> **The problem**
For each line of the data below that holds "Plot", copy the line.

> **Dataset rows**
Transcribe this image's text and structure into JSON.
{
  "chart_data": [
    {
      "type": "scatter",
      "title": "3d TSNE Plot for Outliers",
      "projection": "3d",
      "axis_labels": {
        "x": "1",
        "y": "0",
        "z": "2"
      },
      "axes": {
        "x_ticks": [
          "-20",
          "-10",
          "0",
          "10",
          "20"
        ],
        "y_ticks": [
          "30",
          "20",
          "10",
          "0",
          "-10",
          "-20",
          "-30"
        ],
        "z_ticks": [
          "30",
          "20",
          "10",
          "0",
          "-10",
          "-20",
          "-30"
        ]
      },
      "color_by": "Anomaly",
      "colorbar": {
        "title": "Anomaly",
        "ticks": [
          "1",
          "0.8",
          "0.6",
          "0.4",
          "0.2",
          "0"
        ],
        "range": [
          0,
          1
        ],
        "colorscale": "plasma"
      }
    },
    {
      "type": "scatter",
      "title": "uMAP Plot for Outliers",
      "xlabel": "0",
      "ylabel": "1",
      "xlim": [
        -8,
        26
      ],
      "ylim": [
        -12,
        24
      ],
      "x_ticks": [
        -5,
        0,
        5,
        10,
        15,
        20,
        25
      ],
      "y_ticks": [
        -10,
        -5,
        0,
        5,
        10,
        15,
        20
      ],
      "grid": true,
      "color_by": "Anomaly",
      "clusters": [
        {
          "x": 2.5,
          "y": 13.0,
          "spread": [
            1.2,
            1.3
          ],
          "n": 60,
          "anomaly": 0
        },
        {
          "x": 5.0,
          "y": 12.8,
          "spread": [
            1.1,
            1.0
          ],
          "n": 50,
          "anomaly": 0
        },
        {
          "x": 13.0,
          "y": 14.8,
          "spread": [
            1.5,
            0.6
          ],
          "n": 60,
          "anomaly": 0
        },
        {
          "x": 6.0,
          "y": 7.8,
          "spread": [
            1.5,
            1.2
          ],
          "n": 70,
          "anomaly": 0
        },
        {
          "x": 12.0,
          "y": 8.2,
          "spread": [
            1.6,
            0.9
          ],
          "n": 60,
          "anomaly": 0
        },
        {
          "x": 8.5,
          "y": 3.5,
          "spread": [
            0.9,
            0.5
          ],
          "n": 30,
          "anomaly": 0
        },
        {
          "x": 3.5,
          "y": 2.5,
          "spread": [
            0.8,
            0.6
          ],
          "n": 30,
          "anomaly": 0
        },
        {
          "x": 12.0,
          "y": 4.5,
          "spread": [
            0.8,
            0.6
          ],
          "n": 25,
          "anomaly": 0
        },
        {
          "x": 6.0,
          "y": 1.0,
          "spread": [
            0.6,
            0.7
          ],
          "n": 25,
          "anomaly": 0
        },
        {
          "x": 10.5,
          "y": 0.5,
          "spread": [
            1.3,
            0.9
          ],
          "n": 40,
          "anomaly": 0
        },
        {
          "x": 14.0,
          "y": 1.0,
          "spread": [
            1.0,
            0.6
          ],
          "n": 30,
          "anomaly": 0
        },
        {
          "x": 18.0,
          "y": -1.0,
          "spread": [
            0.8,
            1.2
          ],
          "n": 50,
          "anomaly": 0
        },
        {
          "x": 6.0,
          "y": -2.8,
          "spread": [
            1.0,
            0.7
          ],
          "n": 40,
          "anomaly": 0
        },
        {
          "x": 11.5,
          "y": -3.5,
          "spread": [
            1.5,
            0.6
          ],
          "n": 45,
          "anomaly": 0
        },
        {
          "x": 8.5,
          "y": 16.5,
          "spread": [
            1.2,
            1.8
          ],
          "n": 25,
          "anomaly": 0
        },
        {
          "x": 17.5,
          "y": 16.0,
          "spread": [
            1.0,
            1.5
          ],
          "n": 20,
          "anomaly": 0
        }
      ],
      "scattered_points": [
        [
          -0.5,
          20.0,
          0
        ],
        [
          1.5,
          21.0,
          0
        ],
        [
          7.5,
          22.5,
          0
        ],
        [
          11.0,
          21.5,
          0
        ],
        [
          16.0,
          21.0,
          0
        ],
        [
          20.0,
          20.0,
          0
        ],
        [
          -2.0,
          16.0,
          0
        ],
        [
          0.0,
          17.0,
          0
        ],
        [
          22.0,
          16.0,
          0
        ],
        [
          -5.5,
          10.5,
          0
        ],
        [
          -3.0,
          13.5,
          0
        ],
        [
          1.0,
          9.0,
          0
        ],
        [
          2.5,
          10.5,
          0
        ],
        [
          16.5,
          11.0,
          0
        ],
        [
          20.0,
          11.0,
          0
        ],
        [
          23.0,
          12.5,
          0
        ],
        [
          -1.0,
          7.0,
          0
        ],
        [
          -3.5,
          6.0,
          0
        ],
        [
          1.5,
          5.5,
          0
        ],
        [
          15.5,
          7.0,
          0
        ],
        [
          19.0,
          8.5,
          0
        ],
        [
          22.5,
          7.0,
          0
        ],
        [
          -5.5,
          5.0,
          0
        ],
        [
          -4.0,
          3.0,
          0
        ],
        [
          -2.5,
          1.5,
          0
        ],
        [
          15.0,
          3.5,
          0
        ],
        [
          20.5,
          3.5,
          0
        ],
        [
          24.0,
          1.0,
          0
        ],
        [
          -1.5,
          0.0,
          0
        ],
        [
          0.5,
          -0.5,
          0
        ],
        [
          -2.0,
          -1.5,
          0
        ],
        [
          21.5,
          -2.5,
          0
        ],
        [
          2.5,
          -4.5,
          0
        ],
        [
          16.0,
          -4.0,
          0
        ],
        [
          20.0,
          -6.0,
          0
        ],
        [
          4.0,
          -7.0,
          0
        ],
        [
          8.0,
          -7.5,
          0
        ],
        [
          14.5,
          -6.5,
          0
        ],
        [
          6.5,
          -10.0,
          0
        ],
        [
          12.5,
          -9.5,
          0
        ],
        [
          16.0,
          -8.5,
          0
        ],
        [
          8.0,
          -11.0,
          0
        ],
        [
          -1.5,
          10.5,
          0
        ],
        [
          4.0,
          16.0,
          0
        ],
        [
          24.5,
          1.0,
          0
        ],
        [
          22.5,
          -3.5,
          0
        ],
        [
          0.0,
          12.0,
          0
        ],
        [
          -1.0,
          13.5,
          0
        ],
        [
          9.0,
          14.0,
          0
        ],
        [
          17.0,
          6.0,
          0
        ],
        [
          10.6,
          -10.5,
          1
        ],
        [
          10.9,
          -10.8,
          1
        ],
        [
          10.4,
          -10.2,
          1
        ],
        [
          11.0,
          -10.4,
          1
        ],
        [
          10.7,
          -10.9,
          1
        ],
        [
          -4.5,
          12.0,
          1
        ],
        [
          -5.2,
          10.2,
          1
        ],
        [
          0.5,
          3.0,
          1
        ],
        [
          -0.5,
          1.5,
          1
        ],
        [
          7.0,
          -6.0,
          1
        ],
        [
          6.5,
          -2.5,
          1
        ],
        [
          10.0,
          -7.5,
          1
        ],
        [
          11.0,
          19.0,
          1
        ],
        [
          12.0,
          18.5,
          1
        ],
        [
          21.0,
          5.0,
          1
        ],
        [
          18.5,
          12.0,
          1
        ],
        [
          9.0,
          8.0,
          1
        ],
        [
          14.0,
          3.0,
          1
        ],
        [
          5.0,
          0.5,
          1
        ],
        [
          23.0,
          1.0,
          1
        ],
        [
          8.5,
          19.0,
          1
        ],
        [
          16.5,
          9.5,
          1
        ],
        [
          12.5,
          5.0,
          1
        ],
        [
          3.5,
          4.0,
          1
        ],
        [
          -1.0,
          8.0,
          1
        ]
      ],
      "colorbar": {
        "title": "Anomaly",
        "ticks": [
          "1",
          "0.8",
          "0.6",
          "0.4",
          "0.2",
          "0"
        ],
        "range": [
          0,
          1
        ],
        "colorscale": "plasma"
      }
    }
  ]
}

> **Written answer**
      "title": "3d TSNE Plot for Outliers",
      "title": "uMAP Plot for Outliers",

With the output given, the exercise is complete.